* [REQUIRED TASK] Filter the listing below, copying every line in which the word "into" appears.

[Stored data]
####
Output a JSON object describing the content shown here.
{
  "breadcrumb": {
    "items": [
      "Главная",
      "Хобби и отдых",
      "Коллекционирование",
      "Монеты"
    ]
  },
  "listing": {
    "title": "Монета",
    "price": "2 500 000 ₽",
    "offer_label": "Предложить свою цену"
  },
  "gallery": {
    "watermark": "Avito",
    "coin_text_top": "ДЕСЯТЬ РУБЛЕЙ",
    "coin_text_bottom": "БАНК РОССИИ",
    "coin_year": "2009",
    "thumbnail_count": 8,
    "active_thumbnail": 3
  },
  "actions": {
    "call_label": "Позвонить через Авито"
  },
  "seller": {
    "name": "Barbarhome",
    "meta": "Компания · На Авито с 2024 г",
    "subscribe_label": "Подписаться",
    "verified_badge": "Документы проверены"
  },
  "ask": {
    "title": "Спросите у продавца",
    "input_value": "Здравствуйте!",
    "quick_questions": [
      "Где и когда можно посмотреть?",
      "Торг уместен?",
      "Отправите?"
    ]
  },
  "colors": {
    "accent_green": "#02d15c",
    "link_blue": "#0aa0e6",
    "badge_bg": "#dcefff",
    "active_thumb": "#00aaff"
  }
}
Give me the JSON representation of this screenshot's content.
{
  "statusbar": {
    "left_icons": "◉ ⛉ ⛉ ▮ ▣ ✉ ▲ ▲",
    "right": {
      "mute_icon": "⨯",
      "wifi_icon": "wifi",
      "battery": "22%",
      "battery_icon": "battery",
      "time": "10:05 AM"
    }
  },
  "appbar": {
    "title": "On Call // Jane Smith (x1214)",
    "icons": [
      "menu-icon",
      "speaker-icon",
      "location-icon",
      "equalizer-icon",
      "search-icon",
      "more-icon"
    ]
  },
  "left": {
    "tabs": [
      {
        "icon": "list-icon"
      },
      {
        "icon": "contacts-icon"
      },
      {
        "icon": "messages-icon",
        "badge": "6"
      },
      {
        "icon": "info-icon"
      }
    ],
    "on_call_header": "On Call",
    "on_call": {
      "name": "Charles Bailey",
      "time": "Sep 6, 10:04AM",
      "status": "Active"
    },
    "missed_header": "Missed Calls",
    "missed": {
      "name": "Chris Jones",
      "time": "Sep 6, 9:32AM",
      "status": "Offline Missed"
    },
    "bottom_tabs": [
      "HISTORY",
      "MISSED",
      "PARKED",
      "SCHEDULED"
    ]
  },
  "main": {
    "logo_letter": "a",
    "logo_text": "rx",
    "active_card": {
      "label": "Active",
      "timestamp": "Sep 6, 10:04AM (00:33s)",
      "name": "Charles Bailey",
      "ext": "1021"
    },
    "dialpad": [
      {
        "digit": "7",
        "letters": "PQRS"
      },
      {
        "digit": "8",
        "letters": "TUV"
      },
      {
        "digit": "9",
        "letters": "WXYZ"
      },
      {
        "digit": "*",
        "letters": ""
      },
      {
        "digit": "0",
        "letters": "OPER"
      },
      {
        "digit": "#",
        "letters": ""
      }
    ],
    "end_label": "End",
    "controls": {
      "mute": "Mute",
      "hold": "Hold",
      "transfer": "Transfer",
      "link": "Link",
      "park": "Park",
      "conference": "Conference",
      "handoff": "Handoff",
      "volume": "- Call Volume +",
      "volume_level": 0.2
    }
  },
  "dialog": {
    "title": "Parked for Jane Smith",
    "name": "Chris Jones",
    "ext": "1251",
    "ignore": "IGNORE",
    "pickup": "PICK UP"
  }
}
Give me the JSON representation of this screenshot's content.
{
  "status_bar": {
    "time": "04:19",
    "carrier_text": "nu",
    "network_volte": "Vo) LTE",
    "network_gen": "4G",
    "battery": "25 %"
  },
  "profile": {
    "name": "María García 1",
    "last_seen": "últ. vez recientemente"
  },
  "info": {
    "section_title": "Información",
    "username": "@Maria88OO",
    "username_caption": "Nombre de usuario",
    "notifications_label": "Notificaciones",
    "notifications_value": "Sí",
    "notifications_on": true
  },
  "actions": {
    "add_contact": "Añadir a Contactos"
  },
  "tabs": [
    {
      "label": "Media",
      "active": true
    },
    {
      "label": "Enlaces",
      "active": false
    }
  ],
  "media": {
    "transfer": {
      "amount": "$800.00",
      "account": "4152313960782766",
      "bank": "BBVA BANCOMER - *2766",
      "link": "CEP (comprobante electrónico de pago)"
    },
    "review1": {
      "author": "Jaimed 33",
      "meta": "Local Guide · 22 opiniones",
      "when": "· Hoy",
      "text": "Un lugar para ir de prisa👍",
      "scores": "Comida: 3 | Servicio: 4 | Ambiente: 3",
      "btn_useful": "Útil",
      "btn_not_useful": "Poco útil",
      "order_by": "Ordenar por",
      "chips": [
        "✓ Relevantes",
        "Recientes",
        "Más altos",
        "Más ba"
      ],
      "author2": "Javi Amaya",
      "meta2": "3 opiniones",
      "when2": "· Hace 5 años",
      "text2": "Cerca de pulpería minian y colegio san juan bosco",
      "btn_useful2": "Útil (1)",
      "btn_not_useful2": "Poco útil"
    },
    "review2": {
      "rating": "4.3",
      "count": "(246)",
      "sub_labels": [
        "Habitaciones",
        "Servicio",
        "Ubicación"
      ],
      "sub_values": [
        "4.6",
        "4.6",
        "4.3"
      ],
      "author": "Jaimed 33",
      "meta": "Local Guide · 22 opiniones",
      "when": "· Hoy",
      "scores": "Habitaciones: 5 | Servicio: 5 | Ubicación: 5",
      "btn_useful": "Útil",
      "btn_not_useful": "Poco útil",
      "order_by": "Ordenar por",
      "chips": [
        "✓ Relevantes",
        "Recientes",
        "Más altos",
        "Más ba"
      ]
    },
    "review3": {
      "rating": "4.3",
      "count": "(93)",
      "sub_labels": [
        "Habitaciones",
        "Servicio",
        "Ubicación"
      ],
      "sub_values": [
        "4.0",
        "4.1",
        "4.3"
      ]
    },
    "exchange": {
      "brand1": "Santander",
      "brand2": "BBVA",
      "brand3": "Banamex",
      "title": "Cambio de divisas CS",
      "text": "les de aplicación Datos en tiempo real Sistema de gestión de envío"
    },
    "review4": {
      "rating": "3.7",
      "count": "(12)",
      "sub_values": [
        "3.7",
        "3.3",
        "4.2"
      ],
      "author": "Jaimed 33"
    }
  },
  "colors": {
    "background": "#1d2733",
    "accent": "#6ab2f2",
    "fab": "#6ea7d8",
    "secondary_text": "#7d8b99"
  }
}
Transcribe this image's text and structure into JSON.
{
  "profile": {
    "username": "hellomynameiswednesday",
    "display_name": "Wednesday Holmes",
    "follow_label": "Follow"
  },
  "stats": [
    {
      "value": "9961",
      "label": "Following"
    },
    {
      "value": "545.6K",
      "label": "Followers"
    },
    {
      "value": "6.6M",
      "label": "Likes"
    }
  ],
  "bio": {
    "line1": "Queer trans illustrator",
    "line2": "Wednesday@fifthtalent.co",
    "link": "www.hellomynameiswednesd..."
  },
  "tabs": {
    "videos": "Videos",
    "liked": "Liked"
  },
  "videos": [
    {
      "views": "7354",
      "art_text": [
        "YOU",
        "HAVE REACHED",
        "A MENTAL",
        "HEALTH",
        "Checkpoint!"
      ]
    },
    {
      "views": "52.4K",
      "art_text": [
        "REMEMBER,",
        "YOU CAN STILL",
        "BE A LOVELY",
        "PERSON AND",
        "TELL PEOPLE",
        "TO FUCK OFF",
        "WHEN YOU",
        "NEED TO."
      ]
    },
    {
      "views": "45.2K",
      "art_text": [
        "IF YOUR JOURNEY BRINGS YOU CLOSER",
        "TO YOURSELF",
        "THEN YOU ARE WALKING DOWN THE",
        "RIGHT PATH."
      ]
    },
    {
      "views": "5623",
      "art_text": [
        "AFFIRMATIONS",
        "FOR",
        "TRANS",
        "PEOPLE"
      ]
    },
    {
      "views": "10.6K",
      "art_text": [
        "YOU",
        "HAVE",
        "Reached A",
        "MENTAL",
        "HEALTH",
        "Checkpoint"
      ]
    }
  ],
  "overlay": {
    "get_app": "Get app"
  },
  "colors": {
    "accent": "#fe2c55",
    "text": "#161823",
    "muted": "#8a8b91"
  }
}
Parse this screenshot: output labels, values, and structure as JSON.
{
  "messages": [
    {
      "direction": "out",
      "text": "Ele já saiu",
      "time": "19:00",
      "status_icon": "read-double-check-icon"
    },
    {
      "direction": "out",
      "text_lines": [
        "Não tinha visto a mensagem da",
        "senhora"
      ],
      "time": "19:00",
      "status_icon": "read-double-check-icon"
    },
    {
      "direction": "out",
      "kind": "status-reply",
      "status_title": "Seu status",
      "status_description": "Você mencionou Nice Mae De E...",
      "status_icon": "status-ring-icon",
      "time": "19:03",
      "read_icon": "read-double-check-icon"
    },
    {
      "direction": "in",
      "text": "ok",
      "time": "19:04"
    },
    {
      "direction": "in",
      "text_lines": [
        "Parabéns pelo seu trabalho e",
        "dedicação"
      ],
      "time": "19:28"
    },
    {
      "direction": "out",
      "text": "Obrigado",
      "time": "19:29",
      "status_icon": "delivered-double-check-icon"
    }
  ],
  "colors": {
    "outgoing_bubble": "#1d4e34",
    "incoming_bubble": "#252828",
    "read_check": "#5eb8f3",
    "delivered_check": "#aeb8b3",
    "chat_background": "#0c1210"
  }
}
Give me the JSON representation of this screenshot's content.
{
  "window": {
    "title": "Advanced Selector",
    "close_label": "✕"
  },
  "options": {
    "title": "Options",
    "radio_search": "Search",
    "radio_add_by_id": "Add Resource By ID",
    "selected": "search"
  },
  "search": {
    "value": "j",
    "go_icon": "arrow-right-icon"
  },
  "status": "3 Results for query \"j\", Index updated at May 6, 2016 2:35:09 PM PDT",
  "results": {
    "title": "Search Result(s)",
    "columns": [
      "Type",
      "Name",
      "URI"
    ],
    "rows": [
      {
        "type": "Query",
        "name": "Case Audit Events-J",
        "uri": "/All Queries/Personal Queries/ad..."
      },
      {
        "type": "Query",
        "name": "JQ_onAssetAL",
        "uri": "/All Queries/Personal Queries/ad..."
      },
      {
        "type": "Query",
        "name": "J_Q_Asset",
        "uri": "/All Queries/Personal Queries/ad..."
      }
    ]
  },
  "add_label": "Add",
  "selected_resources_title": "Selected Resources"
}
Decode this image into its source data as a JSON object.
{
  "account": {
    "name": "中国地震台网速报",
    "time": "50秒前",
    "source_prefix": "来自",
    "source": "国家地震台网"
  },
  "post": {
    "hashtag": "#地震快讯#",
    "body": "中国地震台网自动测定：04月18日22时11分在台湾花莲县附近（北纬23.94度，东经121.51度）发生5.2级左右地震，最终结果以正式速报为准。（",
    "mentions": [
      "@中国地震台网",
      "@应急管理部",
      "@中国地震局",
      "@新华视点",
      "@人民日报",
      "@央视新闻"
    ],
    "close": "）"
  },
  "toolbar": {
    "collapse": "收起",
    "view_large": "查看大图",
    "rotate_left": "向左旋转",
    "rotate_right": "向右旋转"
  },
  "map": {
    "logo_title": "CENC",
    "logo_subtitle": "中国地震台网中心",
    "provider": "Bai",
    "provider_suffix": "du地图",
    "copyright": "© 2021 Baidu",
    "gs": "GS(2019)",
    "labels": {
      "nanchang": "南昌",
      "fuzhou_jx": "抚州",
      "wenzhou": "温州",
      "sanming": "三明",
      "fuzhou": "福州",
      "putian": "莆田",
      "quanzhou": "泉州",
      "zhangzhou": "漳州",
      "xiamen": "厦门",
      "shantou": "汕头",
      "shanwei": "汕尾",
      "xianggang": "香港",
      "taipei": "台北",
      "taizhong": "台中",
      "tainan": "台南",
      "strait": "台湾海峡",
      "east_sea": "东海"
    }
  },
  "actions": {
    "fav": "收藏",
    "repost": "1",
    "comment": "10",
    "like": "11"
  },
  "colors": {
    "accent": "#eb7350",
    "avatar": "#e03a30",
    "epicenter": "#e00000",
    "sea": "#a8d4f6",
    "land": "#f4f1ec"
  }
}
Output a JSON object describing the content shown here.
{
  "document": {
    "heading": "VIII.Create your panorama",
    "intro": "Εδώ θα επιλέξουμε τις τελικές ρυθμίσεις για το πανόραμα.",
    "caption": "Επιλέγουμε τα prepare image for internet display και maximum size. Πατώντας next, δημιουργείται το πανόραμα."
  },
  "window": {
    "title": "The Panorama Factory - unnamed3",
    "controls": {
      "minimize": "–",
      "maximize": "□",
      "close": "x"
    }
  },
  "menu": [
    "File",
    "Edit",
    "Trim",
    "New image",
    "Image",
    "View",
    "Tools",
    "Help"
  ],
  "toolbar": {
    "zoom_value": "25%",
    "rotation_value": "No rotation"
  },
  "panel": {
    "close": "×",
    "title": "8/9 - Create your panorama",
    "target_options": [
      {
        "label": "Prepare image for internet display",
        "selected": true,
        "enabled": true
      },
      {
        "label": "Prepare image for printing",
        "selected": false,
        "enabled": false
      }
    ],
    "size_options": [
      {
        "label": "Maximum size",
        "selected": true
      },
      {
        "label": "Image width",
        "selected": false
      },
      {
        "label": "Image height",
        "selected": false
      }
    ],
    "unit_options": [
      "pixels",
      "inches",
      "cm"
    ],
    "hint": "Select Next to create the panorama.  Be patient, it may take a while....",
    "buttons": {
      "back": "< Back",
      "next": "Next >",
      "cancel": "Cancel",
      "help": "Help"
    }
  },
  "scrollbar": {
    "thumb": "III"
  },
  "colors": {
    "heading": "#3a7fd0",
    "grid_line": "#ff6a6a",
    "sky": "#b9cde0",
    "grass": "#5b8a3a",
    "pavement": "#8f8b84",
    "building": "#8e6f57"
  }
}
####
* [FINISHED TASK]
Transcribe this image's text and structure into JSON.
Decode this image into its source data as a JSON object.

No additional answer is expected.